* **Task details**
Reproduce the records below in their entirety, character for character.

═════ Recorded information

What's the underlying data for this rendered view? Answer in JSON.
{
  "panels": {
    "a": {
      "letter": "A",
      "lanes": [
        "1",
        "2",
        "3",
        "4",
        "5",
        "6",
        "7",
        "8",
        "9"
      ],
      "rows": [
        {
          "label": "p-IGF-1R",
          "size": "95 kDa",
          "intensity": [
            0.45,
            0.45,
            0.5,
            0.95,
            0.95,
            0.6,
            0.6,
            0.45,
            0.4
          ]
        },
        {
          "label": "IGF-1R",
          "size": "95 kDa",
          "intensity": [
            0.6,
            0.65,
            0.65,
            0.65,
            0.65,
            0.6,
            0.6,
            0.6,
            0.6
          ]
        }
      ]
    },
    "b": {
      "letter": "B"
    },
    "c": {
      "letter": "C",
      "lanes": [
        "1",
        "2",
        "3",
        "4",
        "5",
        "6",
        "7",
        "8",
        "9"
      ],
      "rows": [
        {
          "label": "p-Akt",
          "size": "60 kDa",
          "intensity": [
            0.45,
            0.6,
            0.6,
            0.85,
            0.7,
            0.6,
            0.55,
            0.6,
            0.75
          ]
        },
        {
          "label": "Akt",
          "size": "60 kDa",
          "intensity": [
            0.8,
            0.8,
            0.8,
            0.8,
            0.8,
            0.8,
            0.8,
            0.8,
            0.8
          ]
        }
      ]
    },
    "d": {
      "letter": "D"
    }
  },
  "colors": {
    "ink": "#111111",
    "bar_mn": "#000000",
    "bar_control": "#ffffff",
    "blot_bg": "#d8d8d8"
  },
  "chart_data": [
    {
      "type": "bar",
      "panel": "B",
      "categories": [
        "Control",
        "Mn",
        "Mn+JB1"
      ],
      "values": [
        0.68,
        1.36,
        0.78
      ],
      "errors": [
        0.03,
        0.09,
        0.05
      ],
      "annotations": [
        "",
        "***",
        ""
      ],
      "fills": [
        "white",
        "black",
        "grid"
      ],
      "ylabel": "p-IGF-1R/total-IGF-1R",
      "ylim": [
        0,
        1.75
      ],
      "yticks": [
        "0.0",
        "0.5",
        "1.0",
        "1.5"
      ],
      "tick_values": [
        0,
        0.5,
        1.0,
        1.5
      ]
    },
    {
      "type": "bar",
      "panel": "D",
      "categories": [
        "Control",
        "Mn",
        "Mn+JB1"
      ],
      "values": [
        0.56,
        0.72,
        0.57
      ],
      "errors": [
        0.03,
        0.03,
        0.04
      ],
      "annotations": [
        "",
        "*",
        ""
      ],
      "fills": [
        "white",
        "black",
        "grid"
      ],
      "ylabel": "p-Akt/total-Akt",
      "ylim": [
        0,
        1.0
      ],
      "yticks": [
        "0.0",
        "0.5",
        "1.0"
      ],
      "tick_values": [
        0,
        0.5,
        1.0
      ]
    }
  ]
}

══════════

* **Output**
What's the underlying data for this rendered view? Answer in JSON.
{
  "panels": {
    "a": {
      "letter": "A",
      "lanes": [
        "1",
        "2",
        "3",
        "4",
        "5",
        "6",
        "7",
        "8",
        "9"
      ],
      "rows": [
        {
          "label": "p-IGF-1R",
          "size": "95 kDa",
          "intensity": [
            0.45,
            0.45,
            0.5,
            0.95,
            0.95,
            0.6,
            0.6,
            0.45,
            0.4
          ]
        },
        {
          "label": "IGF-1R",
          "size": "95 kDa",
          "intensity": [
            0.6,
            0.65,
            0.65,
            0.65,
            0.65,
            0.6,
            0.6,
            0.6,
            0.6
          ]
        }
      ]
    },
    "b": {
      "letter": "B"
    },
    "c": {
      "letter": "C",
      "lanes": [
        "1",
        "2",
        "3",
        "4",
        "5",
        "6",
        "7",
        "8",
        "9"
      ],
      "rows": [
        {
          "label": "p-Akt",
          "size": "60 kDa",
          "intensity": [
            0.45,
            0.6,
            0.6,
            0.85,
            0.7,
            0.6,
            0.55,
            0.6,
            0.75
          ]
        },
        {
          "label": "Akt",
          "size": "60 kDa",
          "intensity": [
            0.8,
            0.8,
            0.8,
            0.8,
            0.8,
            0.8,
            0.8,
            0.8,
            0.8
          ]
        }
      ]
    },
    "d": {
      "letter": "D"
    }
  },
  "colors": {
    "ink": "#111111",
    "bar_mn": "#000000",
    "bar_control": "#ffffff",
    "blot_bg": "#d8d8d8"
  },
  "chart_data": [
    {
      "type": "bar",
      "panel": "B",
      "categories": [
        "Control",
        "Mn",
        "Mn+JB1"
      ],
      "values": [
        0.68,
        1.36,
        0.78
      ],
      "errors": [
        0.03,
        0.09,
        0.05
      ],
      "annotations": [
        "",
        "***",
        ""
      ],
      "fills": [
        "white",
        "black",
        "grid"
      ],
      "ylabel": "p-IGF-1R/total-IGF-1R",
      "ylim": [
        0,
        1.75
      ],
      "yticks": [
        "0.0",
        "0.5",
        "1.0",
        "1.5"
      ],
      "tick_values": [
        0,
        0.5,
        1.0,
        1.5
      ]
    },
    {
      "type": "bar",
      "panel": "D",
      "categories": [
        "Control",
        "Mn",
        "Mn+JB1"
      ],
      "values": [
        0.56,
        0.72,
        0.57
      ],
      "errors": [
        0.03,
        0.03,
        0.04
      ],
      "annotations": [
        "",
        "*",
        ""
      ],
      "fills": [
        "white",
        "black",
        "grid"
      ],
      "ylabel": "p-Akt/total-Akt",
      "ylim": [
        0,
        1.0
      ],
      "yticks": [
        "0.0",
        "0.5",
        "1.0"
      ],
      "tick_values": [
        0,
        0.5,
        1.0
      ]
    }
  ]
}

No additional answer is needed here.